> **Problem description**:
Only lines with the string "развития" matter here; gather them from the material below.

> **Collected data entries**:
------------------------------------------------

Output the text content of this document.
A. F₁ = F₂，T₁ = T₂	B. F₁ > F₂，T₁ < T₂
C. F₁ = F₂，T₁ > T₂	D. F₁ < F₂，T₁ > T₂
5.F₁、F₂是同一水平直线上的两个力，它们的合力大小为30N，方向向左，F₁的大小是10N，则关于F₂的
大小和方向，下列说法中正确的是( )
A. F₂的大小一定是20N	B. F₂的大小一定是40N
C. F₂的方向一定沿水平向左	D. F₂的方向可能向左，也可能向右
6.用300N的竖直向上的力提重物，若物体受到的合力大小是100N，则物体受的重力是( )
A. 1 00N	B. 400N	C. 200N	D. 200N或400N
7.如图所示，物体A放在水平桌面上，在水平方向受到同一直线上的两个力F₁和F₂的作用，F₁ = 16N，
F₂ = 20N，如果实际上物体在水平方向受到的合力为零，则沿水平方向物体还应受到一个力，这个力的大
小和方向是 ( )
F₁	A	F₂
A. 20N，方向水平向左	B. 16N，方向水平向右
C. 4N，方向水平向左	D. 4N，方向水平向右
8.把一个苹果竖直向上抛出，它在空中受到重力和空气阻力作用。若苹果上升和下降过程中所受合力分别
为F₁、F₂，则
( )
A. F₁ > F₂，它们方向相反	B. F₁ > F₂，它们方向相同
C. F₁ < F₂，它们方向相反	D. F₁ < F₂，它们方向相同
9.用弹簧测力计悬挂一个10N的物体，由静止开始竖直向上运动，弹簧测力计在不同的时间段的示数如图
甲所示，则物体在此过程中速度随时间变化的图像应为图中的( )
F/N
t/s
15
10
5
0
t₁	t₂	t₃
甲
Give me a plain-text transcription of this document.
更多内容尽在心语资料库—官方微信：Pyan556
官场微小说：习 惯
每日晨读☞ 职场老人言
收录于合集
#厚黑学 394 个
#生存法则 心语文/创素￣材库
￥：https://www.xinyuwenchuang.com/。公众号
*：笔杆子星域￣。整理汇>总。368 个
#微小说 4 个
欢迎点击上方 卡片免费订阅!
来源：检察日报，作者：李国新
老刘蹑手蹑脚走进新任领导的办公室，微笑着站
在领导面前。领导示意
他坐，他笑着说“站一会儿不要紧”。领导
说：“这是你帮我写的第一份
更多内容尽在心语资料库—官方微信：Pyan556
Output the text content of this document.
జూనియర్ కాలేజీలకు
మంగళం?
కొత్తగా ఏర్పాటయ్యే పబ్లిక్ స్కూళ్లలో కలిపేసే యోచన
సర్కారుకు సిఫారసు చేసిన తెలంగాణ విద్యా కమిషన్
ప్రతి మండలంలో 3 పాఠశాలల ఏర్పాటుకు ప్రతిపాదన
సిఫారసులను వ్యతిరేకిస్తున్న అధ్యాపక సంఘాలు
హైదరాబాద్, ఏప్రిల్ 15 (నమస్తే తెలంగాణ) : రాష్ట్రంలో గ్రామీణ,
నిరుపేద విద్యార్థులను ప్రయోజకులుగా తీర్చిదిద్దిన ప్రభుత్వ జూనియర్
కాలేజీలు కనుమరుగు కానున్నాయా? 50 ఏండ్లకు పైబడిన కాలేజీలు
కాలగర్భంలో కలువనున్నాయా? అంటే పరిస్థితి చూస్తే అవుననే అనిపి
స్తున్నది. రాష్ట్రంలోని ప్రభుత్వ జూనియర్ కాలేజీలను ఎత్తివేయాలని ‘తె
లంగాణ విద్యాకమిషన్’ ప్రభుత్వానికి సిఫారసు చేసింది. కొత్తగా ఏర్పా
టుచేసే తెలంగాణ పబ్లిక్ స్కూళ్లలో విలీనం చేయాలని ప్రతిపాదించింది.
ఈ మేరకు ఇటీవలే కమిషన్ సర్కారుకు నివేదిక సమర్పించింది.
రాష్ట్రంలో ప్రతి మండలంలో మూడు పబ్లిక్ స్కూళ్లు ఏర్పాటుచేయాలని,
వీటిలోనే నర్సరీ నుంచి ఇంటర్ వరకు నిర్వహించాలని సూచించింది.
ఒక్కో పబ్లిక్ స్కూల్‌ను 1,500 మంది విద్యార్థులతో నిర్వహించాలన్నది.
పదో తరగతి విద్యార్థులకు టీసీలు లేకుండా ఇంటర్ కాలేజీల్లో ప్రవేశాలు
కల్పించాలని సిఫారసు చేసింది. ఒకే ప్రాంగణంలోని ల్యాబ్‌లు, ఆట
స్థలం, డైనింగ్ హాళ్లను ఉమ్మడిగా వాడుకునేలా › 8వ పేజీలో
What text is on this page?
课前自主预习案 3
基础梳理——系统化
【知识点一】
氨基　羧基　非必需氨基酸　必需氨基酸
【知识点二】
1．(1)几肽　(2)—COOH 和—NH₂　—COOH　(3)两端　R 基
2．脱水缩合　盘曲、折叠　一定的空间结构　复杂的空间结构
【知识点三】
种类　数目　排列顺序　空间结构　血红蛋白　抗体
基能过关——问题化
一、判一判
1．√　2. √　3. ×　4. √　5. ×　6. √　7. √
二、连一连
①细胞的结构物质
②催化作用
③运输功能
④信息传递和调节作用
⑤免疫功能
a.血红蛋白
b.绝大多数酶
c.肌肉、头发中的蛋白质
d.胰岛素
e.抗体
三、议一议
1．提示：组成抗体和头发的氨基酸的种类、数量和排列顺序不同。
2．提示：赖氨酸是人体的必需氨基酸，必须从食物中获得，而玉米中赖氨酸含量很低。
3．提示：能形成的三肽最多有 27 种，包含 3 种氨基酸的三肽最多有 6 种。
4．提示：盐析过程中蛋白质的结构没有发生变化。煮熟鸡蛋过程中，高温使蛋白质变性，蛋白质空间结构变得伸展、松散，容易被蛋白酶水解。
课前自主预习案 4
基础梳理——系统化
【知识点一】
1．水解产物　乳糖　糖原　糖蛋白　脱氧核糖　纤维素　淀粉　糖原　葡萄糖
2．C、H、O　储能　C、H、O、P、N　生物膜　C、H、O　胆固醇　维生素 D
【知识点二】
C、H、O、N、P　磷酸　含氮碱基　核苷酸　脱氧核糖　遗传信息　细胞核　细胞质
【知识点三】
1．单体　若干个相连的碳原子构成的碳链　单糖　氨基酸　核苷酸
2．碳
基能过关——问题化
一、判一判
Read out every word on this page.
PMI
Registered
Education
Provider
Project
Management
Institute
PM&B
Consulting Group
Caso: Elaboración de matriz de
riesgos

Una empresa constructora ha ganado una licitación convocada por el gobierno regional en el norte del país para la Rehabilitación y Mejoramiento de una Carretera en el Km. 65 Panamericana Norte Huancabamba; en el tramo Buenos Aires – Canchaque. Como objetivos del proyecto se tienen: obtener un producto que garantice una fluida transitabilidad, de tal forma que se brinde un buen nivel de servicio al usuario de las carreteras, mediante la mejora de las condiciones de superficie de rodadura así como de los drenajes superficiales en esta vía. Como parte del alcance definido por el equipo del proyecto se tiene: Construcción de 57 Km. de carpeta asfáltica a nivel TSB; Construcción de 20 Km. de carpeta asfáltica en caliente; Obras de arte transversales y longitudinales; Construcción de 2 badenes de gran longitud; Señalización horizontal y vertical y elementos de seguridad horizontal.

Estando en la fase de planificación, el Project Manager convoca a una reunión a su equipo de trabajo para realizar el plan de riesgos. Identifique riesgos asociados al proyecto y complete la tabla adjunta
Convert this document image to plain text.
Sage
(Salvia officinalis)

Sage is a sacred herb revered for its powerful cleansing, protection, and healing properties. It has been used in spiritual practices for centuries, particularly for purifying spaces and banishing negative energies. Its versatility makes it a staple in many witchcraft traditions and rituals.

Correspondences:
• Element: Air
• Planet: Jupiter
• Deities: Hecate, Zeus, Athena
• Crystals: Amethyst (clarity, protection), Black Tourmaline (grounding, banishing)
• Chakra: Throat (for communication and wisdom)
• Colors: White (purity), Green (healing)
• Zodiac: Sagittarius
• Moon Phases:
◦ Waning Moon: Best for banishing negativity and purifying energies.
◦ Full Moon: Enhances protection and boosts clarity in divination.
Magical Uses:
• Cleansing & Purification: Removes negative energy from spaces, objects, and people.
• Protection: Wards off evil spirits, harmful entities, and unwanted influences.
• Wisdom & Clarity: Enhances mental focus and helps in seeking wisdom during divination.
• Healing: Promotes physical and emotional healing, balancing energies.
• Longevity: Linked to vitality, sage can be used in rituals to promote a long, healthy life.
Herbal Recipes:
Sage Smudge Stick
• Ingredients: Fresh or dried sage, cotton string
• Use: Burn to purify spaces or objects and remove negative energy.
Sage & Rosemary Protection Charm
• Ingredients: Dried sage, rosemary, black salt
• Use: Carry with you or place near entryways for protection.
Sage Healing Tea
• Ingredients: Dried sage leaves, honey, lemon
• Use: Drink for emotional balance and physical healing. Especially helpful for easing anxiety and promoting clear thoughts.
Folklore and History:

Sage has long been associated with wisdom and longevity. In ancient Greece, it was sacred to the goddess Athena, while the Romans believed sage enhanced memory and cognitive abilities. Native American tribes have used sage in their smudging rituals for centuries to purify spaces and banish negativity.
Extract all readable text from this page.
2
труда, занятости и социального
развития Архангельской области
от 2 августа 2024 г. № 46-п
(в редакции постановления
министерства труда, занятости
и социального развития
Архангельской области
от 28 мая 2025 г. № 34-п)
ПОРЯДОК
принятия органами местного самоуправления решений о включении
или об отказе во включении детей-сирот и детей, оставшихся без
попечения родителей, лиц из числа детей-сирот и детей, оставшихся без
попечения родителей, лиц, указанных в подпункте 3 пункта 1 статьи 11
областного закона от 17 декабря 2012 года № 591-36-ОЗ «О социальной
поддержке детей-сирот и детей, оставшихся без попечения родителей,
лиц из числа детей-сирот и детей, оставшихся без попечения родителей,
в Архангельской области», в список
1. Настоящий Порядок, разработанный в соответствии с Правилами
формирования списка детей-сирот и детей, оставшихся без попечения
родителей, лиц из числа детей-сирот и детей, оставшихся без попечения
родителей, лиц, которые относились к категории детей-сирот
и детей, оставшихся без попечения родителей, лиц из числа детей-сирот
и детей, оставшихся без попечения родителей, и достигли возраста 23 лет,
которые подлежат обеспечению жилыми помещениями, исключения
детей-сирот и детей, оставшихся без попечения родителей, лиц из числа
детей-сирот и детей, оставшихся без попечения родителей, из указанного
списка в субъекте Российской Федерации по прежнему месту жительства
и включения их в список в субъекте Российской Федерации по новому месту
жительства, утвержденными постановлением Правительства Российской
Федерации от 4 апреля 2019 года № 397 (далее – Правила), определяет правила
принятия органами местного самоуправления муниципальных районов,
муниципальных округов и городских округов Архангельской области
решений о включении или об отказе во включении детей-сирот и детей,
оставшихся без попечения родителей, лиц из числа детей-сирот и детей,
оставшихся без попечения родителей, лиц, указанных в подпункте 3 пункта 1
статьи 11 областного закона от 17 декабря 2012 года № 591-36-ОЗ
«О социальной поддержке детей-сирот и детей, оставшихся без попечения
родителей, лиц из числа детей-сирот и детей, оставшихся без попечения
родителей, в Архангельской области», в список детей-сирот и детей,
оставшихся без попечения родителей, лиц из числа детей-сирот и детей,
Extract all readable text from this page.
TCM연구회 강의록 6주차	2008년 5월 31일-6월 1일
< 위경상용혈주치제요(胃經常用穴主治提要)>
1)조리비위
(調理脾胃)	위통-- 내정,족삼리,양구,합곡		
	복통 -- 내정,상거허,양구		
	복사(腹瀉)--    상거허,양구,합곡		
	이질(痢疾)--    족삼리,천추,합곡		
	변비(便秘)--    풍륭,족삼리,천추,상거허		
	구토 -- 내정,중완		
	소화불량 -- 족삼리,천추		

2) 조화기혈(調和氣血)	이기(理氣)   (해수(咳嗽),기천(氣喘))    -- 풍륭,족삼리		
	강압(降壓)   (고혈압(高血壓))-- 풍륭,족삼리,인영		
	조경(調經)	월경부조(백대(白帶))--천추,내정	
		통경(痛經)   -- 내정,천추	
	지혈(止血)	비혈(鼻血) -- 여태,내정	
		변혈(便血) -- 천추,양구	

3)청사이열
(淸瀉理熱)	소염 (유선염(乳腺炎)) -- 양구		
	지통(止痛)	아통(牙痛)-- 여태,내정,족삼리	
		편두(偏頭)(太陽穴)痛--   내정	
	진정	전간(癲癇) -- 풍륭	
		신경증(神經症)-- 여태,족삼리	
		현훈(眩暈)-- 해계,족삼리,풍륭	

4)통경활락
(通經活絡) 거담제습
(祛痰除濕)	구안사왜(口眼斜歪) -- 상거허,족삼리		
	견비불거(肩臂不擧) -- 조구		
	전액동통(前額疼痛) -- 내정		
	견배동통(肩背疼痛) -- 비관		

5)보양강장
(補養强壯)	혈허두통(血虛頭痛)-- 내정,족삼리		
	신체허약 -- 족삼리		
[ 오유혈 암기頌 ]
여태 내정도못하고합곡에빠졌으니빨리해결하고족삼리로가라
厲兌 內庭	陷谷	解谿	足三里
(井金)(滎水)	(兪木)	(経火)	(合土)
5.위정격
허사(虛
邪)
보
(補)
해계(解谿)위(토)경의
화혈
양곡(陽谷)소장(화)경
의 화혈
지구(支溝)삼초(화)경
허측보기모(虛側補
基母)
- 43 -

------------------------------------------------

> **Final result**:
развития Архангельской области
и социального развития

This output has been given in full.